§ What to do:
1) In the post about server migrations, reproduce the text between "Most of the" and "things more secure.", inclusive.
2) In the server migration post, which two sites might people complain they can't reach when something breaks?

§ Document extract:
[Start of Attachment]
Over the past month or so, I have been working on a flurry of updates, reconfigurations, migrations of services, and entire servers for my personal sites, and my hosting company. The personal stuff is always fairly painless. If something breaks, it’s not the end of the world. We lose a little ad revenue, and a few people complain that they can’t reach Stvlive, or QuizMeme. I’m a bit of a masochist in this regard, because I always seem to do 8 million projects at once when I should really be focusing on one. In all, I have done, or am in the process of doing 2 complete server migrations (move from one server to another in a completely different Data Center, new IP space, etc), migration of secondary mail & DNS services for my personal sites to a 3rd party, and massive amounts of hardening across all of my sites/servers.
Most of the personal stuff has gone well, and we even revamped some really old stuff on some of the sites, which makes me happy from an InfoSec stand point. I’m mostly content with how things are running on all of those servers, now it’s just the ongoing issues of cleaning things up that have been around since the late 90’s to make things more secure.
[End of Attachment]
§ Data provided:
[Start of Attachment]
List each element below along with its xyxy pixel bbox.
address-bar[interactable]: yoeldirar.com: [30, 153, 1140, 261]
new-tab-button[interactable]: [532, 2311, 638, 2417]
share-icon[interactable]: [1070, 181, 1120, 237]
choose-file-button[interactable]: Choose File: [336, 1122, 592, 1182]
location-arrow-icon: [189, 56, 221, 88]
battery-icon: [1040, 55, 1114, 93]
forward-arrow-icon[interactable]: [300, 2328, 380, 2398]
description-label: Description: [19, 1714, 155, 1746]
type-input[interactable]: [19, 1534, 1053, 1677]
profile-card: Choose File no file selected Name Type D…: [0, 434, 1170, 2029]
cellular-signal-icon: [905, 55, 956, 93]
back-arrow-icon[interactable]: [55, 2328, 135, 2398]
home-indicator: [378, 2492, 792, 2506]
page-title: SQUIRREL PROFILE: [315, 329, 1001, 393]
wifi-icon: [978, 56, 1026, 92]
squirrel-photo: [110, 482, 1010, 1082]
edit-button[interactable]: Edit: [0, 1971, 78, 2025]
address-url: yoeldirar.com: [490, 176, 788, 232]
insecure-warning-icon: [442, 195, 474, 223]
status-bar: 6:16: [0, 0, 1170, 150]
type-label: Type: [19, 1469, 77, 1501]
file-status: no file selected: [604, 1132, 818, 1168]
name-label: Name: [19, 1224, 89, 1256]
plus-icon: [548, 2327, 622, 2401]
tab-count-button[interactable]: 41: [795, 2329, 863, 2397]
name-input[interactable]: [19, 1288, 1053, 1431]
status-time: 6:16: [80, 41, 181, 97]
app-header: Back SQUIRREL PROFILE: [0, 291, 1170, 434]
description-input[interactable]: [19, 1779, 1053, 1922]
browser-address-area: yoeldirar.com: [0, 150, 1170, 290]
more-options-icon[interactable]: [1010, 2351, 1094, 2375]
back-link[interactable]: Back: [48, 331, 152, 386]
[End of Attachment]
§ Numbered responses:
1)
Most of the personal stuff has gone well, and we even revamped some really old stuff on some of the sites, which makes me happy from an InfoSec stand point. I’m mostly content with how things are running on all of those servers, now it’s just the ongoing issues of cleaning things up that have been around since the late 90’s to make things more secure.

2) Stvlive and QuizMeme.